Sunday 16 November 2008

Typically British.

We live in an age when the opinion poll is king. They help to choose our governments, give the press something to print on a slow news day and keep the whole nation informed about what nine out of ten cats prefer to find in their food bowls.

Opinion polls, if such an exercise carried out by a company going by the name of onepoll.com are to be believed, can also give the rest of the world some useful pointers as to the British character.

We are, according to the poll, fond of a cup of tea and TV soap operas; we’re generally polite but feel awkward about expressing our emotions in public, needless to say we enjoy nothing more than a good moan.

The poll also highlights our national talent for queuing; some wags have said that if the British ever conquer the world they will do so in order to teach everyone else how to form an orderly queue.

Queues in Britain must be the one thing that visitors marvel at more than anything else; they are impeccably orderly and totally spontaneous. This national gift for standing in line has even been mentioned recently in the pages of the rather austere cultural magazine Standpoint, with Jonathan Foreman commenting on the eminent good sense behind out habit of always standing on the right when riding an escalator so that people in a hurry can pass on the left.

Nobody taught us to do this, it just seems to be hardwired into our brains that it is the done thing, and long may that continue to be the case, so long as I can see people waiting patiently in line I will know that despite all predictions to the contrary our culture isn’t yet ready to crash into the rocks.

(Data items)
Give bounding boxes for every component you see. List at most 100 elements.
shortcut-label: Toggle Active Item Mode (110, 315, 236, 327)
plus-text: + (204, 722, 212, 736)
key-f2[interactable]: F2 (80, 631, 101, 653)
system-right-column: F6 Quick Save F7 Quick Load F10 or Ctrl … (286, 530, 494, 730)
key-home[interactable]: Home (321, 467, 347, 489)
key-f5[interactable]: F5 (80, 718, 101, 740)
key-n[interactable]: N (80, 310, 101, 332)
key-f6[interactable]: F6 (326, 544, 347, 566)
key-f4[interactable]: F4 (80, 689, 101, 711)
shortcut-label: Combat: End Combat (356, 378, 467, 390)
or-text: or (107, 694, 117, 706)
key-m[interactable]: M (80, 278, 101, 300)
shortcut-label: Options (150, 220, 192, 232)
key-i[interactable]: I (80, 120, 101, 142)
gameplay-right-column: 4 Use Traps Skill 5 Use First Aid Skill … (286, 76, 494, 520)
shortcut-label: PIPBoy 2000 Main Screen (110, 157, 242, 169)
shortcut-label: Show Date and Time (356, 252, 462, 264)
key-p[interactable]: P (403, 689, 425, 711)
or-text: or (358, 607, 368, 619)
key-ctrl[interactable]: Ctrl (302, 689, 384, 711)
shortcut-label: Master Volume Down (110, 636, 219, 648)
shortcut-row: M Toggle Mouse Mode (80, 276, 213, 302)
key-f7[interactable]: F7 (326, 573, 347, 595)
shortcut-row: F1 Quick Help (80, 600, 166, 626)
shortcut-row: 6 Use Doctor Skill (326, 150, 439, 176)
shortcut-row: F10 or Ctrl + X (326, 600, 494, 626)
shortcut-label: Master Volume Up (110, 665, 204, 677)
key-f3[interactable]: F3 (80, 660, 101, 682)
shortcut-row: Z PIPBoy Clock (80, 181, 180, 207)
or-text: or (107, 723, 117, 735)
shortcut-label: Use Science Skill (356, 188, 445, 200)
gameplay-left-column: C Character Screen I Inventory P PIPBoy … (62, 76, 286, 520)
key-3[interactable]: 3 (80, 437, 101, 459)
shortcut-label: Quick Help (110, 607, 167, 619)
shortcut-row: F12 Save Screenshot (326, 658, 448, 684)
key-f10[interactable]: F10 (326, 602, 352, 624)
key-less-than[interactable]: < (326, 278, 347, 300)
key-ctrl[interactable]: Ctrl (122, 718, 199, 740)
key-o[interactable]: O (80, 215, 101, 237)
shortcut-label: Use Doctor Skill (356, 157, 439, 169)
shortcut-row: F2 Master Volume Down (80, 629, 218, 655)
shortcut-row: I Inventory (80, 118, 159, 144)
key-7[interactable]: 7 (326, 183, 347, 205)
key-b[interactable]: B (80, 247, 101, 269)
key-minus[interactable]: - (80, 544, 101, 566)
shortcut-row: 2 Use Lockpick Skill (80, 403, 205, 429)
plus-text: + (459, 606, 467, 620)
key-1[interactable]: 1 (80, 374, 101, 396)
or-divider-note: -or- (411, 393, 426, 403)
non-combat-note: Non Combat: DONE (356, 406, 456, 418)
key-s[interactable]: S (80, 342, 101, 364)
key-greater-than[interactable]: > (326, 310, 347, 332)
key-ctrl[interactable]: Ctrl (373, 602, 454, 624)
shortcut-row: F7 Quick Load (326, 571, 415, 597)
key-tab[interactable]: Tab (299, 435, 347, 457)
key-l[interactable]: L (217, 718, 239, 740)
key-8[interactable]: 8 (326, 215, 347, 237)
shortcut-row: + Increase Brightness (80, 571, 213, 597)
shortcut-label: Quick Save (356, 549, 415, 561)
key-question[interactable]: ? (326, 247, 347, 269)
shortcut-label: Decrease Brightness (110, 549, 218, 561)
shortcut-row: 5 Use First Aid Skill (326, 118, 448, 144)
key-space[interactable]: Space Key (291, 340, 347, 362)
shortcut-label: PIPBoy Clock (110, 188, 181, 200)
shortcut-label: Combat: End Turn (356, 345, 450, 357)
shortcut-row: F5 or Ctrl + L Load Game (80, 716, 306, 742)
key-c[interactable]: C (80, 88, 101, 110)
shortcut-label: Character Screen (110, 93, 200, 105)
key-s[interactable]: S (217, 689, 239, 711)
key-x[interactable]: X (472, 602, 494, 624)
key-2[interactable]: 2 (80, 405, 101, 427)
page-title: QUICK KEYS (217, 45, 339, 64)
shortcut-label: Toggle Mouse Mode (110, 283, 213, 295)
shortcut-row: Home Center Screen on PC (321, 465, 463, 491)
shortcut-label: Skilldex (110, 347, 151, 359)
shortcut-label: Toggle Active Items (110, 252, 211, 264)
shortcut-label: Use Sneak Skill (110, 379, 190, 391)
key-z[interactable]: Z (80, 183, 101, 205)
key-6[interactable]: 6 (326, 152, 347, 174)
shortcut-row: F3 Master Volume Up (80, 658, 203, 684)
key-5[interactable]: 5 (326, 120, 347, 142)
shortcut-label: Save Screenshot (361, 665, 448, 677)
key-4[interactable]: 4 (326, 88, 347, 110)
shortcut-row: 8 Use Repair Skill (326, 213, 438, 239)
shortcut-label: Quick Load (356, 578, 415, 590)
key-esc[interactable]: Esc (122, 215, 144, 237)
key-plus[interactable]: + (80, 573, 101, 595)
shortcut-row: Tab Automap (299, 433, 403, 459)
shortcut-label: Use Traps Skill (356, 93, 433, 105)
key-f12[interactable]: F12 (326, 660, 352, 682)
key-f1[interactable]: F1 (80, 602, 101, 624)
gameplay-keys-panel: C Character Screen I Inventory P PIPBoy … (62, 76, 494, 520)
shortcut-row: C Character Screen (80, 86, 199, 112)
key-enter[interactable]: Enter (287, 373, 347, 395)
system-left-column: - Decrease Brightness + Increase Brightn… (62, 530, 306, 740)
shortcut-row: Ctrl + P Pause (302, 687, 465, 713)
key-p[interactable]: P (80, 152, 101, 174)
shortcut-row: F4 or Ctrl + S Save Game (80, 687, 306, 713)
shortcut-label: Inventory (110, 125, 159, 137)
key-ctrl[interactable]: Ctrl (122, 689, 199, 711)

TASK
Pick up the blog post on the British character and queuing after its last sentence and continue writing it.

OUTPUT
One aspect of the British character that seems to have eluded the diligent souls at onepoll, or the 5000 Britons they surveyed anyway, is the way we use the word ‘typical.’

In her book ‘Watching The English’, which is probably the standard work on the character traits of the largest nation in the UK, the anthropologist Kate Fox describes the use of ‘typical’ as a despairing exclamation as our national response to the frustrations thrown in our path by life.

It is both a symbol of our deeply pragmatic understanding that this isn’t and never will be a perfect world and a symptom of a resigned apathy that means we are more willing than most peoples to put up with dirty, overcrowded trains, stifling bureaucracy and inept governments.

One last thing the poll manages to catch with perfect clarity is our national obsession with the weather, as a spokesman for onepoll told the press this week, ‘You can’t go anywhere or do anything in Britain without someone talking about the weather. We’re almost proud of our rain.

Quite so, in no other nation could reading the weather forecast on television be a passport to minor celebrity. In fact in no other country would a poll than identified the inhabitants as a group of grumpy tea drinkers obsessed with the weather and standing in line be greeted as an amusing diversion rather than a damning indictment or a heinous insult.

Perhaps, as the spokesman for onepoll said ‘what this poll demonstrates really well is how proud we are to be British.’

Despite all the minor frustrations that go hand in hand with living on this damp island those are sentiments with which I cannot help but agree.